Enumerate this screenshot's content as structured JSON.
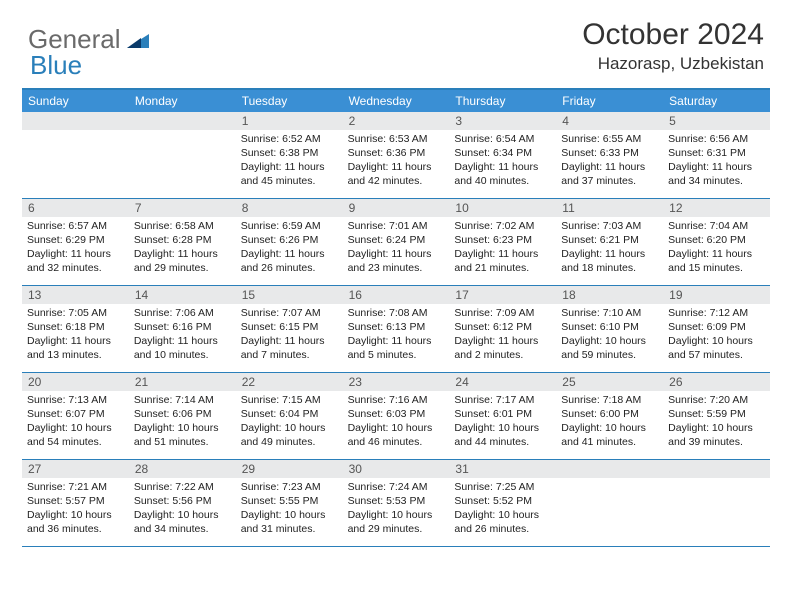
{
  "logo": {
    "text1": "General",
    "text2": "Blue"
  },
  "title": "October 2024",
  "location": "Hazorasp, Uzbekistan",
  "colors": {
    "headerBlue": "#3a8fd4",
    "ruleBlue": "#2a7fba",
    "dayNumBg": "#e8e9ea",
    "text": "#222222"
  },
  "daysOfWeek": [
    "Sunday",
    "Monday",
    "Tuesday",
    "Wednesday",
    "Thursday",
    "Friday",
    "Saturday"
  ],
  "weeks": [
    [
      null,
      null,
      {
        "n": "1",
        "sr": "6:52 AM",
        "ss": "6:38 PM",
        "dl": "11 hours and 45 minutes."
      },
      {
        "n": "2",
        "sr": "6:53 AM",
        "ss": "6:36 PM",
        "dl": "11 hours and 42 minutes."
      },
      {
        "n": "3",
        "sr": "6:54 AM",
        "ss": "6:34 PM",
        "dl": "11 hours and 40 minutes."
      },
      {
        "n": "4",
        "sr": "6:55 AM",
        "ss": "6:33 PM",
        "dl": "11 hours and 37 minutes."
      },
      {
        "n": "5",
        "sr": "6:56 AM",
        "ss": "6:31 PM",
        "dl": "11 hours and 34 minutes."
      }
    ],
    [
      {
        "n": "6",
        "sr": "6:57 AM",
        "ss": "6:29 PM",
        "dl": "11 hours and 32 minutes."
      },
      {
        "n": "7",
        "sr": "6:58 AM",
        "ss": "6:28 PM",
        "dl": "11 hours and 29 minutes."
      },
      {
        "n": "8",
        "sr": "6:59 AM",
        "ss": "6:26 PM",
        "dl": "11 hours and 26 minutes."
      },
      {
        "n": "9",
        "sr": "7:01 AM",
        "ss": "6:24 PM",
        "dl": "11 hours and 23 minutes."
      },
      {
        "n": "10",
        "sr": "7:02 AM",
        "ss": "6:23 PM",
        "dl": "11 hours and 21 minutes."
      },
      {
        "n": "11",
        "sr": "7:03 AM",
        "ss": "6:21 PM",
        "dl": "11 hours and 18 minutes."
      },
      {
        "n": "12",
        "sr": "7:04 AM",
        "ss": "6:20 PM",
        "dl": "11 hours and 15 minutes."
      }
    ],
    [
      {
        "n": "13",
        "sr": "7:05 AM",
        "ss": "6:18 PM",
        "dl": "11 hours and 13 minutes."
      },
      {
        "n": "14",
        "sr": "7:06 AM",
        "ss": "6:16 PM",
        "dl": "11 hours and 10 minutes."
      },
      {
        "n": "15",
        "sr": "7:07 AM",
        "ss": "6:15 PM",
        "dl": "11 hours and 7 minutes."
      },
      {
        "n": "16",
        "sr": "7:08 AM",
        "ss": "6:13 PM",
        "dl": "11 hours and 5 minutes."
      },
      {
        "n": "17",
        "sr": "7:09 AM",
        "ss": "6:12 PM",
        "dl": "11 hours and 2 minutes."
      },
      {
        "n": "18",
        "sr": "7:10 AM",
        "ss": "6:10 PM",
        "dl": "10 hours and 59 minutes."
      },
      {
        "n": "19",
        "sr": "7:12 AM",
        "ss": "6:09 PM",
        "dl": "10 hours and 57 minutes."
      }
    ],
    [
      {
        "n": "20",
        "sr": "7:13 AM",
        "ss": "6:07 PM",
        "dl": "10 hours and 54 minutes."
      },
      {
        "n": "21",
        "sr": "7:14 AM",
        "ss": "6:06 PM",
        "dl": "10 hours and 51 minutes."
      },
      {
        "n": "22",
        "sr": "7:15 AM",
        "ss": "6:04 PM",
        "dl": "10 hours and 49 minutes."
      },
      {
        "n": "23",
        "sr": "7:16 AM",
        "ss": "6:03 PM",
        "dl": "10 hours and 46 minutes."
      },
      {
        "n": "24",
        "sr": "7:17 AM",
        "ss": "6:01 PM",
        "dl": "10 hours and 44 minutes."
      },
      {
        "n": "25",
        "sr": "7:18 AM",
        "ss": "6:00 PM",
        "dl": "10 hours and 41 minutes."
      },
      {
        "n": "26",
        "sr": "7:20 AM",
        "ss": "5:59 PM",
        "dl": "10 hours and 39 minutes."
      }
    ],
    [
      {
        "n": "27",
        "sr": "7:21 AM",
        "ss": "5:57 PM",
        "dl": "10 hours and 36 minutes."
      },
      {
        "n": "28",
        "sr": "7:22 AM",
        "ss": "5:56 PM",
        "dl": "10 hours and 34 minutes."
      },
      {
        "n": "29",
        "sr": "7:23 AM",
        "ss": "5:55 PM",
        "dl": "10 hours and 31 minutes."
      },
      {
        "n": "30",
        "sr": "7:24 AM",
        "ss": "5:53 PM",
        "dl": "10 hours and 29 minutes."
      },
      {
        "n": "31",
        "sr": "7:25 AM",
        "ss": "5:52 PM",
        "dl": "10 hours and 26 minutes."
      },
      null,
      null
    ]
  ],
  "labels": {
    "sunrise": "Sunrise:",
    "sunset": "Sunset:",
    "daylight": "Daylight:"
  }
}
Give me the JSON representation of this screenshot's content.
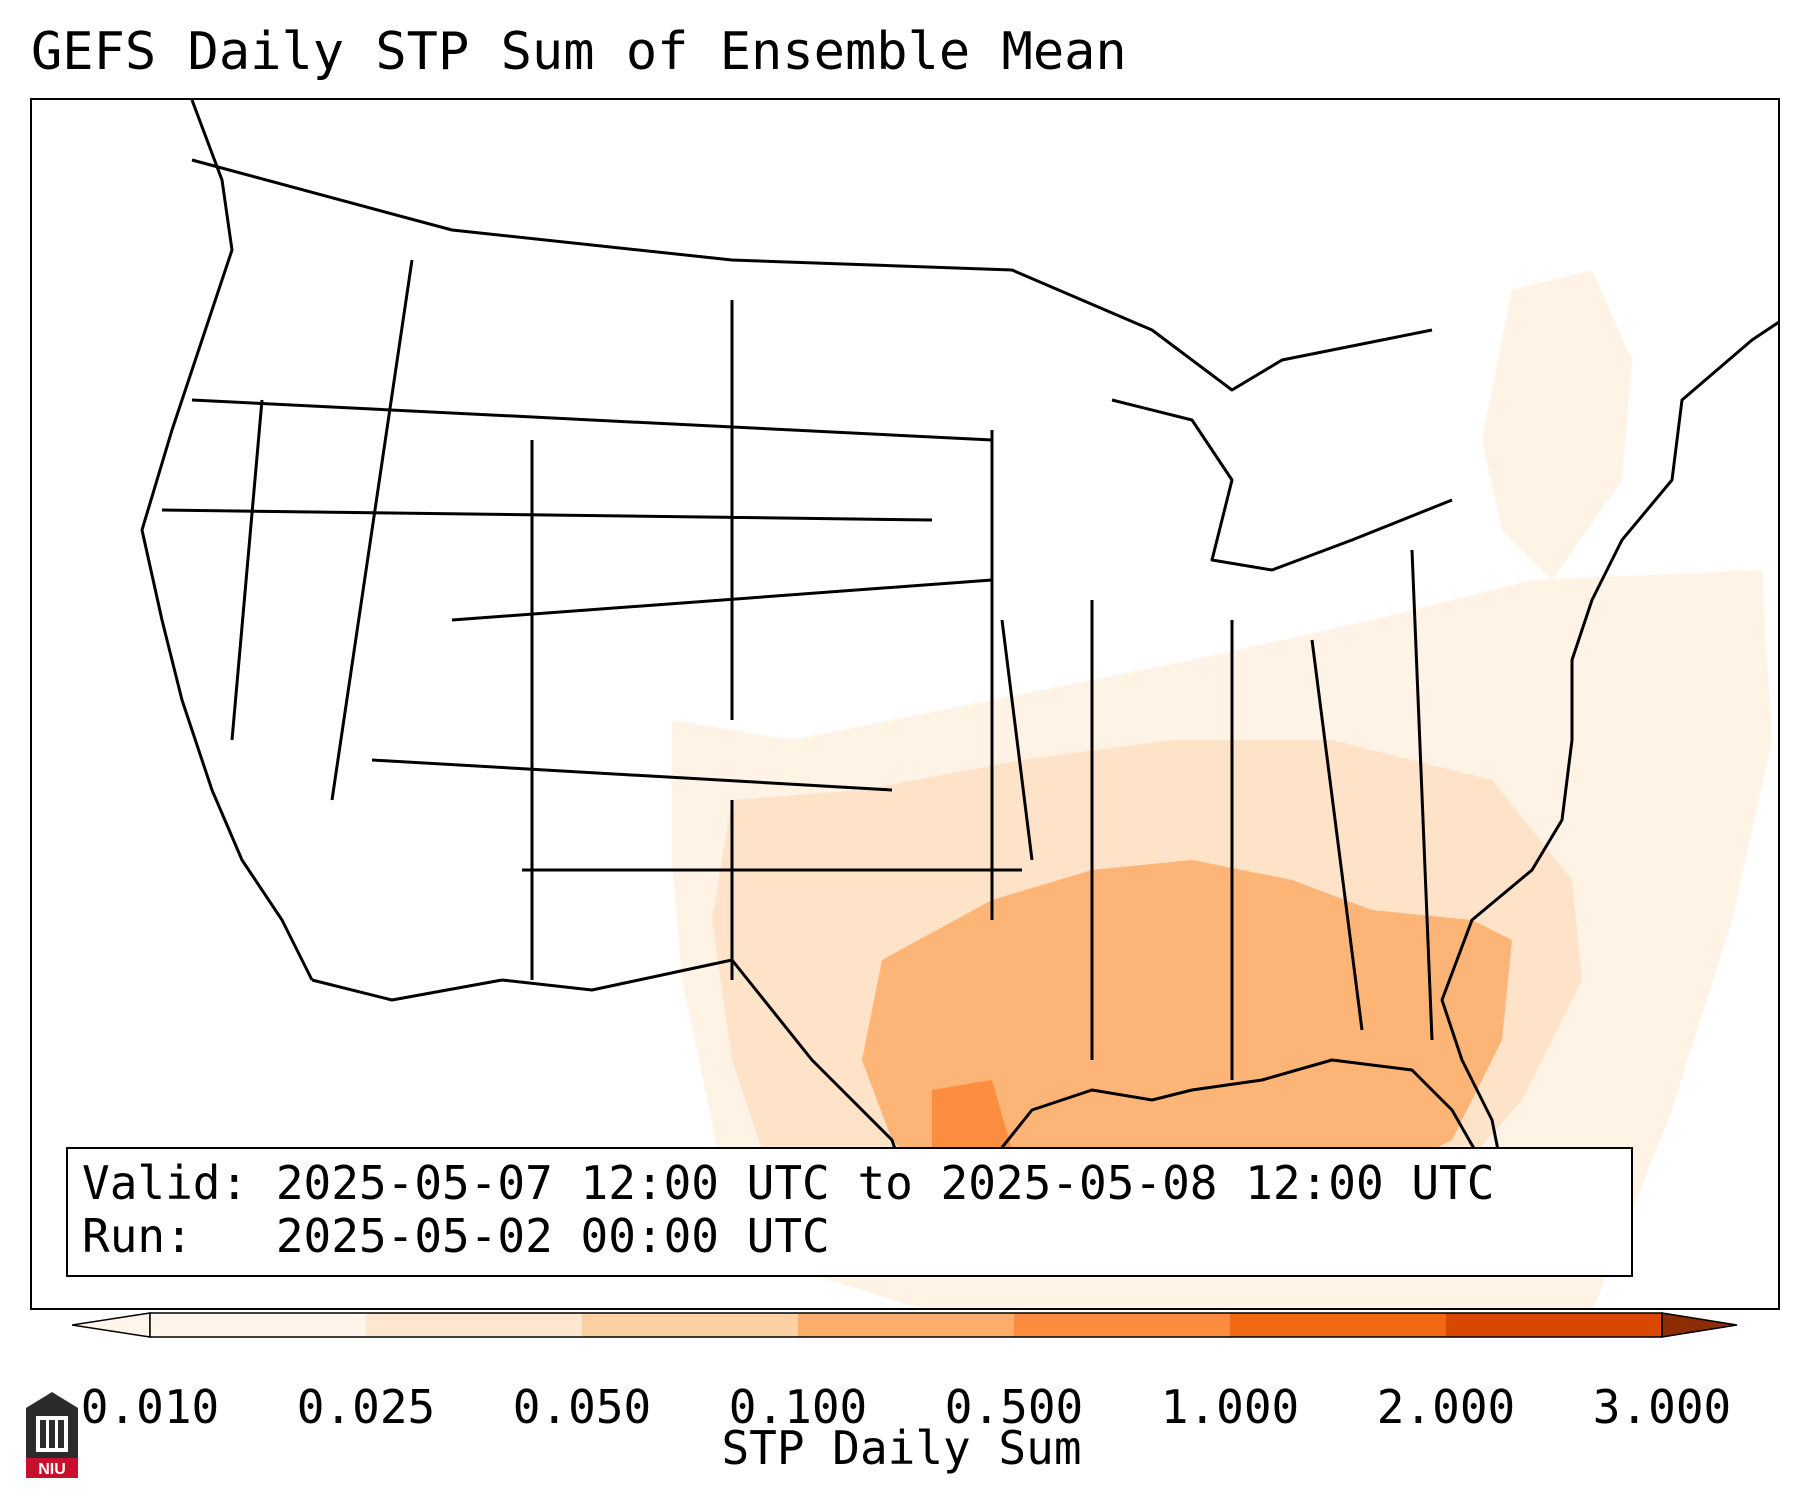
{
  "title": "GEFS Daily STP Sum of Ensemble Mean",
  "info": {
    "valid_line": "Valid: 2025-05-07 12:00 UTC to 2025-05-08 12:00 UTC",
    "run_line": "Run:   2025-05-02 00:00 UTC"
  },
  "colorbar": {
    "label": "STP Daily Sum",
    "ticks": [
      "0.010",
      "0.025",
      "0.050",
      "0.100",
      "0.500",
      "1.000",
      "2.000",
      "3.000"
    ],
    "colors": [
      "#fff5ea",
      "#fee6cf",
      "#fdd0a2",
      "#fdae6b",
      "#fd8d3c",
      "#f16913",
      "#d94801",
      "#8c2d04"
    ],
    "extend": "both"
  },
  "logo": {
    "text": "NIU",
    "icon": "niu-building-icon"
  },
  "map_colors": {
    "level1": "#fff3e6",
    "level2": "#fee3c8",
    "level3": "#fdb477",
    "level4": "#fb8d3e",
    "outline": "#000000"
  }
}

• **EXERCISE REQUIREMENTS**
Go back to the records above and write them out exactly, without the pictures.

• **REPLY TO THE TASK**
Enumerate this screenshot's content as structured JSON.
{
  "logo": {
    "text1": "General",
    "text2": "Blue"
  },
  "title": "October 2024",
  "location": "Hazorasp, Uzbekistan",
  "colors": {
    "headerBlue": "#3a8fd4",
    "ruleBlue": "#2a7fba",
    "dayNumBg": "#e8e9ea",
    "text": "#222222"
  },
  "daysOfWeek": [
    "Sunday",
    "Monday",
    "Tuesday",
    "Wednesday",
    "Thursday",
    "Friday",
    "Saturday"
  ],
  "weeks": [
    [
      null,
      null,
      {
        "n": "1",
        "sr": "6:52 AM",
        "ss": "6:38 PM",
        "dl": "11 hours and 45 minutes."
      },
      {
        "n": "2",
        "sr": "6:53 AM",
        "ss": "6:36 PM",
        "dl": "11 hours and 42 minutes."
      },
      {
        "n": "3",
        "sr": "6:54 AM",
        "ss": "6:34 PM",
        "dl": "11 hours and 40 minutes."
      },
      {
        "n": "4",
        "sr": "6:55 AM",
        "ss": "6:33 PM",
        "dl": "11 hours and 37 minutes."
      },
      {
        "n": "5",
        "sr": "6:56 AM",
        "ss": "6:31 PM",
        "dl": "11 hours and 34 minutes."
      }
    ],
    [
      {
        "n": "6",
        "sr": "6:57 AM",
        "ss": "6:29 PM",
        "dl": "11 hours and 32 minutes."
      },
      {
        "n": "7",
        "sr": "6:58 AM",
        "ss": "6:28 PM",
        "dl": "11 hours and 29 minutes."
      },
      {
        "n": "8",
        "sr": "6:59 AM",
        "ss": "6:26 PM",
        "dl": "11 hours and 26 minutes."
      },
      {
        "n": "9",
        "sr": "7:01 AM",
        "ss": "6:24 PM",
        "dl": "11 hours and 23 minutes."
      },
      {
        "n": "10",
        "sr": "7:02 AM",
        "ss": "6:23 PM",
        "dl": "11 hours and 21 minutes."
      },
      {
        "n": "11",
        "sr": "7:03 AM",
        "ss": "6:21 PM",
        "dl": "11 hours and 18 minutes."
      },
      {
        "n": "12",
        "sr": "7:04 AM",
        "ss": "6:20 PM",
        "dl": "11 hours and 15 minutes."
      }
    ],
    [
      {
        "n": "13",
        "sr": "7:05 AM",
        "ss": "6:18 PM",
        "dl": "11 hours and 13 minutes."
      },
      {
        "n": "14",
        "sr": "7:06 AM",
        "ss": "6:16 PM",
        "dl": "11 hours and 10 minutes."
      },
      {
        "n": "15",
        "sr": "7:07 AM",
        "ss": "6:15 PM",
        "dl": "11 hours and 7 minutes."
      },
      {
        "n": "16",
        "sr": "7:08 AM",
        "ss": "6:13 PM",
        "dl": "11 hours and 5 minutes."
      },
      {
        "n": "17",
        "sr": "7:09 AM",
        "ss": "6:12 PM",
        "dl": "11 hours and 2 minutes."
      },
      {
        "n": "18",
        "sr": "7:10 AM",
        "ss": "6:10 PM",
        "dl": "10 hours and 59 minutes."
      },
      {
        "n": "19",
        "sr": "7:12 AM",
        "ss": "6:09 PM",
        "dl": "10 hours and 57 minutes."
      }
    ],
    [
      {
        "n": "20",
        "sr": "7:13 AM",
        "ss": "6:07 PM",
        "dl": "10 hours and 54 minutes."
      },
      {
        "n": "21",
        "sr": "7:14 AM",
        "ss": "6:06 PM",
        "dl": "10 hours and 51 minutes."
      },
      {
        "n": "22",
        "sr": "7:15 AM",
        "ss": "6:04 PM",
        "dl": "10 hours and 49 minutes."
      },
      {
        "n": "23",
        "sr": "7:16 AM",
        "ss": "6:03 PM",
        "dl": "10 hours and 46 minutes."
      },
      {
        "n": "24",
        "sr": "7:17 AM",
        "ss": "6:01 PM",
        "dl": "10 hours and 44 minutes."
      },
      {
        "n": "25",
        "sr": "7:18 AM",
        "ss": "6:00 PM",
        "dl": "10 hours and 41 minutes."
      },
      {
        "n": "26",
        "sr": "7:20 AM",
        "ss": "5:59 PM",
        "dl": "10 hours and 39 minutes."
      }
    ],
    [
      {
        "n": "27",
        "sr": "7:21 AM",
        "ss": "5:57 PM",
        "dl": "10 hours and 36 minutes."
      },
      {
        "n": "28",
        "sr": "7:22 AM",
        "ss": "5:56 PM",
        "dl": "10 hours and 34 minutes."
      },
      {
        "n": "29",
        "sr": "7:23 AM",
        "ss": "5:55 PM",
        "dl": "10 hours and 31 minutes."
      },
      {
        "n": "30",
        "sr": "7:24 AM",
        "ss": "5:53 PM",
        "dl": "10 hours and 29 minutes."
      },
      {
        "n": "31",
        "sr": "7:25 AM",
        "ss": "5:52 PM",
        "dl": "10 hours and 26 minutes."
      },
      null,
      null
    ]
  ],
  "labels": {
    "sunrise": "Sunrise:",
    "sunset": "Sunset:",
    "daylight": "Daylight:"
  }
}
Give me the JSON representation of this screenshot's content.
{
  "title": "GEFS Daily STP Sum of Ensemble Mean",
  "info": {
    "valid_line": "Valid: 2025-05-07 12:00 UTC to 2025-05-08 12:00 UTC",
    "run_line": "Run:   2025-05-02 00:00 UTC"
  },
  "colorbar": {
    "label": "STP Daily Sum",
    "ticks": [
      "0.010",
      "0.025",
      "0.050",
      "0.100",
      "0.500",
      "1.000",
      "2.000",
      "3.000"
    ],
    "colors": [
      "#fff5ea",
      "#fee6cf",
      "#fdd0a2",
      "#fdae6b",
      "#fd8d3c",
      "#f16913",
      "#d94801",
      "#8c2d04"
    ],
    "extend": "both"
  },
  "logo": {
    "text": "NIU",
    "icon": "niu-building-icon"
  },
  "map_colors": {
    "level1": "#fff3e6",
    "level2": "#fee3c8",
    "level3": "#fdb477",
    "level4": "#fb8d3e",
    "outline": "#000000"
  }
}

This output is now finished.